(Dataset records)
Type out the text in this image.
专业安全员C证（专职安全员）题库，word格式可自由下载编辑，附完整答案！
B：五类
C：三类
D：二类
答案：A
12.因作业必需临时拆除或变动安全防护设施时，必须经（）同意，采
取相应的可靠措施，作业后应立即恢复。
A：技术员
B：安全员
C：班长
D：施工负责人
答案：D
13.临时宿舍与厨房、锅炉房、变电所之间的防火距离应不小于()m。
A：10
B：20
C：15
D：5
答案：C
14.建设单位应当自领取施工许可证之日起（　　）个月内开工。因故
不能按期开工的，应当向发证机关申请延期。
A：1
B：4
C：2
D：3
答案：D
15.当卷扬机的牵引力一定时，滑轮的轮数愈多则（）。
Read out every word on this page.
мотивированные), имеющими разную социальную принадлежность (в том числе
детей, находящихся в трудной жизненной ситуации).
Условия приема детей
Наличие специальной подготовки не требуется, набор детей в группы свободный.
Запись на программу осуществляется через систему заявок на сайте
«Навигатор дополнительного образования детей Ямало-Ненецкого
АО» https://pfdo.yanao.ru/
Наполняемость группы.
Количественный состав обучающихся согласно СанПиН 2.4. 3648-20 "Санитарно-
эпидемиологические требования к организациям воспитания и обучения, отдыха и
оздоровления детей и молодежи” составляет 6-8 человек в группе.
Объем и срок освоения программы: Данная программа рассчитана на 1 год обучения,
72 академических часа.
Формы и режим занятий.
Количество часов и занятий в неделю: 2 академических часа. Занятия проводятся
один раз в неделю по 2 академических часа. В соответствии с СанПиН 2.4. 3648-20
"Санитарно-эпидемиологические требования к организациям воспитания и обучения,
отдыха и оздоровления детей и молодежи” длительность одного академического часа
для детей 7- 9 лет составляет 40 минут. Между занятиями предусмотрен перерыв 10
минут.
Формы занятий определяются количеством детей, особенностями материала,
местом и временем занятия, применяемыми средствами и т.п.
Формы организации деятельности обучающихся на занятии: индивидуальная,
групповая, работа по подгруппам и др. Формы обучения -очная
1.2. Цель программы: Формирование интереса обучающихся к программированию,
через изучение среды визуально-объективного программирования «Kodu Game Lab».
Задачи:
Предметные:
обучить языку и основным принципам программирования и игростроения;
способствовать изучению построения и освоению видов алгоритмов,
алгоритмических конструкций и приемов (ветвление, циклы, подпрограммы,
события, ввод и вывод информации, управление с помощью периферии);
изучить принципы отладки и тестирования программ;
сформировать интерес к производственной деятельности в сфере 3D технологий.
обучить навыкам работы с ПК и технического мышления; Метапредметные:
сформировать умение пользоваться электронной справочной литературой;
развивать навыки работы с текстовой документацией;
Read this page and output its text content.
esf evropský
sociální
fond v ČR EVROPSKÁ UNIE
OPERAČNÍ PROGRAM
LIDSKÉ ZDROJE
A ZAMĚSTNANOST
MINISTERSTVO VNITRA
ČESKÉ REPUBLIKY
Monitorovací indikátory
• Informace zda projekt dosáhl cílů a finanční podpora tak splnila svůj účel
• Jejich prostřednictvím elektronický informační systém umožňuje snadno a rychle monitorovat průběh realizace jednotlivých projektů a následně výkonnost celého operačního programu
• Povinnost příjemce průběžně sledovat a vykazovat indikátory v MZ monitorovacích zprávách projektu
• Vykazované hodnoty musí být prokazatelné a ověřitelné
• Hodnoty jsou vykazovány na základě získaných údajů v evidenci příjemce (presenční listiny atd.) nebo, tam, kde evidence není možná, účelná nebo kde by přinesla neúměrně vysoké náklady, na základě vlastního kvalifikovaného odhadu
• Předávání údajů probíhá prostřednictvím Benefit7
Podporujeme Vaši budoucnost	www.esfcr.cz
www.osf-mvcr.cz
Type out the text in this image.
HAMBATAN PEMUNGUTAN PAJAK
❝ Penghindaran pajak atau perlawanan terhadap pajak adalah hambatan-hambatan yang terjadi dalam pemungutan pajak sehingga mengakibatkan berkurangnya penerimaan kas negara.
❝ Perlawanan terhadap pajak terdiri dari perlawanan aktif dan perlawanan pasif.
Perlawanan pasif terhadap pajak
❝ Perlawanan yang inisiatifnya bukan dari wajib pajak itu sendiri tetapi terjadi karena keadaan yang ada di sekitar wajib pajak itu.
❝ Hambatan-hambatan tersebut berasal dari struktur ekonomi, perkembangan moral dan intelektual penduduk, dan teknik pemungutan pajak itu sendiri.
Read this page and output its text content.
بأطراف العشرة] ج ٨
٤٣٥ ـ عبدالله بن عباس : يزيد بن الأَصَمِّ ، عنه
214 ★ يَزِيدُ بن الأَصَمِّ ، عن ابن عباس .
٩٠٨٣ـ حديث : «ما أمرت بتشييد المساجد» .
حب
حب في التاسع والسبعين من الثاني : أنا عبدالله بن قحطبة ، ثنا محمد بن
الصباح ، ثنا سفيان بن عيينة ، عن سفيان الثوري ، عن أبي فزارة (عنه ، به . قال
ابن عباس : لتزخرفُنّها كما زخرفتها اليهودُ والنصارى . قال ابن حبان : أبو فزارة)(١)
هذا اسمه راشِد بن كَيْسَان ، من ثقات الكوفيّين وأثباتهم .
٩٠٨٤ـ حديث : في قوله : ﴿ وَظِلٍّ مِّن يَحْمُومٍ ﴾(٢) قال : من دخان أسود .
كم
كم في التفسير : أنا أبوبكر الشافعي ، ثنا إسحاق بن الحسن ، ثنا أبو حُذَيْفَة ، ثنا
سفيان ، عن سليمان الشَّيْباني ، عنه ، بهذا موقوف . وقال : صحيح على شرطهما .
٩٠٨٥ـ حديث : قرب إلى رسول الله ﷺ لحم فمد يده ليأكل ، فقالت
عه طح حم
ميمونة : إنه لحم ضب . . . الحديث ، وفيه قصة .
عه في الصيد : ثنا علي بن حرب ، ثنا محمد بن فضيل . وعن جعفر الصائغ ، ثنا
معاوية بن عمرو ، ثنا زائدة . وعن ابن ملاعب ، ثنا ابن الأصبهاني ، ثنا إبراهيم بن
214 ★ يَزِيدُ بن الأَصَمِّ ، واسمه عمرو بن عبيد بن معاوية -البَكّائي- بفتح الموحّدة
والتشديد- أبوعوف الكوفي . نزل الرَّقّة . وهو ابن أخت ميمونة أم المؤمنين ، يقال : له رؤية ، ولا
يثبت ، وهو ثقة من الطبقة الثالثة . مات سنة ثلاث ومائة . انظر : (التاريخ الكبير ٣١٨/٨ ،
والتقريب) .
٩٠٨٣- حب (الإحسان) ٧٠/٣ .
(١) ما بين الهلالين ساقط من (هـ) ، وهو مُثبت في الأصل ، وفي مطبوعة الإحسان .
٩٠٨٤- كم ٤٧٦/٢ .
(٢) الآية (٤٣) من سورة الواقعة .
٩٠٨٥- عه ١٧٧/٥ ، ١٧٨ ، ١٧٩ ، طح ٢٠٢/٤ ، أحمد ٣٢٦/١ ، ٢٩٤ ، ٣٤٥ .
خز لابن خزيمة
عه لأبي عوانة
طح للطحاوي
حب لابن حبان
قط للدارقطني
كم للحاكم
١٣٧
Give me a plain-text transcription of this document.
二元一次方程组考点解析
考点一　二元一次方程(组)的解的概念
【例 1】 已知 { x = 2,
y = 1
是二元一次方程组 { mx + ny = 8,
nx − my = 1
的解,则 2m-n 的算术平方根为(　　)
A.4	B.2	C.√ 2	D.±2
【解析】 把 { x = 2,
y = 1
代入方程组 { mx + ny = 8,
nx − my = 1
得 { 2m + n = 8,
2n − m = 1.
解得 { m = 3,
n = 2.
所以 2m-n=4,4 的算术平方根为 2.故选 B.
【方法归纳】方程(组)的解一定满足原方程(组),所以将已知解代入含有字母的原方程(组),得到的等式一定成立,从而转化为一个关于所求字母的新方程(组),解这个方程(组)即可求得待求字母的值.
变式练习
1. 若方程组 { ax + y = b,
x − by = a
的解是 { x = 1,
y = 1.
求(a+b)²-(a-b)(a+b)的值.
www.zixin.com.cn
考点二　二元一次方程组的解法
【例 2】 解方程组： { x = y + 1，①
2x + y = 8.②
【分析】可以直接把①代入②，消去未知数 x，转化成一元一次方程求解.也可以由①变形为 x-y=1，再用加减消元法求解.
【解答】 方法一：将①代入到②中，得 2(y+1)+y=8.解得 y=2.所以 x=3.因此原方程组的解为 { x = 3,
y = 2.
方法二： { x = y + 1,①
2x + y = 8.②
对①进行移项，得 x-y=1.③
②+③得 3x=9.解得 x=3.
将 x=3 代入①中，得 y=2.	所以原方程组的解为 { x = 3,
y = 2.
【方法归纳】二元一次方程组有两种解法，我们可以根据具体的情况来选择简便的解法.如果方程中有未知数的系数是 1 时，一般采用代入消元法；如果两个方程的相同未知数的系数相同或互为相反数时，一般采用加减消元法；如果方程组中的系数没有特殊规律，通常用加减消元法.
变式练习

▶ _Given exercise_: Say only how many lines in the records carry the word "работы".

▶ _Correct output_: 2